— Start of DATA TO PROCESS —

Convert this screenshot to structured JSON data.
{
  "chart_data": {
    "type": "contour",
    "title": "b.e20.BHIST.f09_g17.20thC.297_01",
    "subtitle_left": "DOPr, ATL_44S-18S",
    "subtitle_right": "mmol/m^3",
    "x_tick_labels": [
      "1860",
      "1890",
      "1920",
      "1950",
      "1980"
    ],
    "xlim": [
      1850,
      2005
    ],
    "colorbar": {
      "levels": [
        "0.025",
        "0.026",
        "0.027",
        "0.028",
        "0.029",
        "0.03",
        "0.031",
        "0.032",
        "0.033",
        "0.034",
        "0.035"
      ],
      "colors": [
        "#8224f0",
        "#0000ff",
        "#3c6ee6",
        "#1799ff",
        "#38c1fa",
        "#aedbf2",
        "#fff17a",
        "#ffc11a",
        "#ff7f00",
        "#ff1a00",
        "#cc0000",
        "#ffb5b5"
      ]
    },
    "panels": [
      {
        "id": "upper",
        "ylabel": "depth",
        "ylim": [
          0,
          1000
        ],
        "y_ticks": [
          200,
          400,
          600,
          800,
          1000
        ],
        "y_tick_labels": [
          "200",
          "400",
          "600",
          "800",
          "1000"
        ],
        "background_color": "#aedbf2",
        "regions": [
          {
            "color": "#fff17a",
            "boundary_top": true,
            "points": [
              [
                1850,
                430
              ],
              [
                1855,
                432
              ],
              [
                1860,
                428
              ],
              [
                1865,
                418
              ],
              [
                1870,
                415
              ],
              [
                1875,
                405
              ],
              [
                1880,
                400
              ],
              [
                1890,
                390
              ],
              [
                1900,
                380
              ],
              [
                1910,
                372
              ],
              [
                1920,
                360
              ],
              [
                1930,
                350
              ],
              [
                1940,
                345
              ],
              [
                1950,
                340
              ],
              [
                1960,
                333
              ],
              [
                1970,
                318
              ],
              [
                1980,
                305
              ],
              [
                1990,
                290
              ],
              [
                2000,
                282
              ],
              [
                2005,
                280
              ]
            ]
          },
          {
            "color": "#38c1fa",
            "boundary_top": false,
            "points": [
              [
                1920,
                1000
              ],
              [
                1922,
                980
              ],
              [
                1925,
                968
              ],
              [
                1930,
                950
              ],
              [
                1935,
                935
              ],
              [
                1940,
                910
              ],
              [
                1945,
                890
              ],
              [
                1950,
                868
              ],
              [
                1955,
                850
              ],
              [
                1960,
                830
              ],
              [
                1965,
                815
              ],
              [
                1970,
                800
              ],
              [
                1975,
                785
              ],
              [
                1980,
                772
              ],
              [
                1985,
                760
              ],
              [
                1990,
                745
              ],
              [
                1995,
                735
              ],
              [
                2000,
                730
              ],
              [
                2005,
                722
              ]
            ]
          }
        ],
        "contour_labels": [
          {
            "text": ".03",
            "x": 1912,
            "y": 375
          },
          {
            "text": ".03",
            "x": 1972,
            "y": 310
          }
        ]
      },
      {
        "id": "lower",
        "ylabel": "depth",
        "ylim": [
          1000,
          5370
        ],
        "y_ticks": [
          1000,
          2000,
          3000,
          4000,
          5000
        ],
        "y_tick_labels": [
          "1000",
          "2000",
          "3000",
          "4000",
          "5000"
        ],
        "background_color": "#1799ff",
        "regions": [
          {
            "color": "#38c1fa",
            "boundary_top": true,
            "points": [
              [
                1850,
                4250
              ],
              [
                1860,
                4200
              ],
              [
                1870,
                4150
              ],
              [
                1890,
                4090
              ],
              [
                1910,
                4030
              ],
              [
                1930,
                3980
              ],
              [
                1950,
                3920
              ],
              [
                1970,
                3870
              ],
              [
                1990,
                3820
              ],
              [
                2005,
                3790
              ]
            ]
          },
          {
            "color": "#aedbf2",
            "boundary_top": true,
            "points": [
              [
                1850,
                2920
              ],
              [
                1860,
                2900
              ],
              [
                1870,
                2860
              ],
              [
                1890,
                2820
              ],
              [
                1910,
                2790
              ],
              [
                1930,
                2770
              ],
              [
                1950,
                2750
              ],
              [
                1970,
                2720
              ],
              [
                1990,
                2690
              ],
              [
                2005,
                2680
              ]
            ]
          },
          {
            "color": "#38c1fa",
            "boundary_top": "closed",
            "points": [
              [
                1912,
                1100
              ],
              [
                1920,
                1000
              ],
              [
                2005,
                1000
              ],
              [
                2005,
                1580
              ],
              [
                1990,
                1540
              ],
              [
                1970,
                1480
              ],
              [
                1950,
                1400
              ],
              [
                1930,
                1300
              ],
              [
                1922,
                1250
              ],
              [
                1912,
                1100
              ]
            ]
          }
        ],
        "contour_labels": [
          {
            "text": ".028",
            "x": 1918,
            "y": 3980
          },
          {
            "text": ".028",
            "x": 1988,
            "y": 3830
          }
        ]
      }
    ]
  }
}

— End of DATA TO PROCESS —

**SHORT EXERCISE**
Repeat the records above exactly, leaving none out.

**THE RESPONSE**
Convert this screenshot to structured JSON data.
{
  "chart_data": {
    "type": "contour",
    "title": "b.e20.BHIST.f09_g17.20thC.297_01",
    "subtitle_left": "DOPr, ATL_44S-18S",
    "subtitle_right": "mmol/m^3",
    "x_tick_labels": [
      "1860",
      "1890",
      "1920",
      "1950",
      "1980"
    ],
    "xlim": [
      1850,
      2005
    ],
    "colorbar": {
      "levels": [
        "0.025",
        "0.026",
        "0.027",
        "0.028",
        "0.029",
        "0.03",
        "0.031",
        "0.032",
        "0.033",
        "0.034",
        "0.035"
      ],
      "colors": [
        "#8224f0",
        "#0000ff",
        "#3c6ee6",
        "#1799ff",
        "#38c1fa",
        "#aedbf2",
        "#fff17a",
        "#ffc11a",
        "#ff7f00",
        "#ff1a00",
        "#cc0000",
        "#ffb5b5"
      ]
    },
    "panels": [
      {
        "id": "upper",
        "ylabel": "depth",
        "ylim": [
          0,
          1000
        ],
        "y_ticks": [
          200,
          400,
          600,
          800,
          1000
        ],
        "y_tick_labels": [
          "200",
          "400",
          "600",
          "800",
          "1000"
        ],
        "background_color": "#aedbf2",
        "regions": [
          {
            "color": "#fff17a",
            "boundary_top": true,
            "points": [
              [
                1850,
                430
              ],
              [
                1855,
                432
              ],
              [
                1860,
                428
              ],
              [
                1865,
                418
              ],
              [
                1870,
                415
              ],
              [
                1875,
                405
              ],
              [
                1880,
                400
              ],
              [
                1890,
                390
              ],
              [
                1900,
                380
              ],
              [
                1910,
                372
              ],
              [
                1920,
                360
              ],
              [
                1930,
                350
              ],
              [
                1940,
                345
              ],
              [
                1950,
                340
              ],
              [
                1960,
                333
              ],
              [
                1970,
                318
              ],
              [
                1980,
                305
              ],
              [
                1990,
                290
              ],
              [
                2000,
                282
              ],
              [
                2005,
                280
              ]
            ]
          },
          {
            "color": "#38c1fa",
            "boundary_top": false,
            "points": [
              [
                1920,
                1000
              ],
              [
                1922,
                980
              ],
              [
                1925,
                968
              ],
              [
                1930,
                950
              ],
              [
                1935,
                935
              ],
              [
                1940,
                910
              ],
              [
                1945,
                890
              ],
              [
                1950,
                868
              ],
              [
                1955,
                850
              ],
              [
                1960,
                830
              ],
              [
                1965,
                815
              ],
              [
                1970,
                800
              ],
              [
                1975,
                785
              ],
              [
                1980,
                772
              ],
              [
                1985,
                760
              ],
              [
                1990,
                745
              ],
              [
                1995,
                735
              ],
              [
                2000,
                730
              ],
              [
                2005,
                722
              ]
            ]
          }
        ],
        "contour_labels": [
          {
            "text": ".03",
            "x": 1912,
            "y": 375
          },
          {
            "text": ".03",
            "x": 1972,
            "y": 310
          }
        ]
      },
      {
        "id": "lower",
        "ylabel": "depth",
        "ylim": [
          1000,
          5370
        ],
        "y_ticks": [
          1000,
          2000,
          3000,
          4000,
          5000
        ],
        "y_tick_labels": [
          "1000",
          "2000",
          "3000",
          "4000",
          "5000"
        ],
        "background_color": "#1799ff",
        "regions": [
          {
            "color": "#38c1fa",
            "boundary_top": true,
            "points": [
              [
                1850,
                4250
              ],
              [
                1860,
                4200
              ],
              [
                1870,
                4150
              ],
              [
                1890,
                4090
              ],
              [
                1910,
                4030
              ],
              [
                1930,
                3980
              ],
              [
                1950,
                3920
              ],
              [
                1970,
                3870
              ],
              [
                1990,
                3820
              ],
              [
                2005,
                3790
              ]
            ]
          },
          {
            "color": "#aedbf2",
            "boundary_top": true,
            "points": [
              [
                1850,
                2920
              ],
              [
                1860,
                2900
              ],
              [
                1870,
                2860
              ],
              [
                1890,
                2820
              ],
              [
                1910,
                2790
              ],
              [
                1930,
                2770
              ],
              [
                1950,
                2750
              ],
              [
                1970,
                2720
              ],
              [
                1990,
                2690
              ],
              [
                2005,
                2680
              ]
            ]
          },
          {
            "color": "#38c1fa",
            "boundary_top": "closed",
            "points": [
              [
                1912,
                1100
              ],
              [
                1920,
                1000
              ],
              [
                2005,
                1000
              ],
              [
                2005,
                1580
              ],
              [
                1990,
                1540
              ],
              [
                1970,
                1480
              ],
              [
                1950,
                1400
              ],
              [
                1930,
                1300
              ],
              [
                1922,
                1250
              ],
              [
                1912,
                1100
              ]
            ]
          }
        ],
        "contour_labels": [
          {
            "text": ".028",
            "x": 1918,
            "y": 3980
          },
          {
            "text": ".028",
            "x": 1988,
            "y": 3830
          }
        ]
      }
    ]
  }
}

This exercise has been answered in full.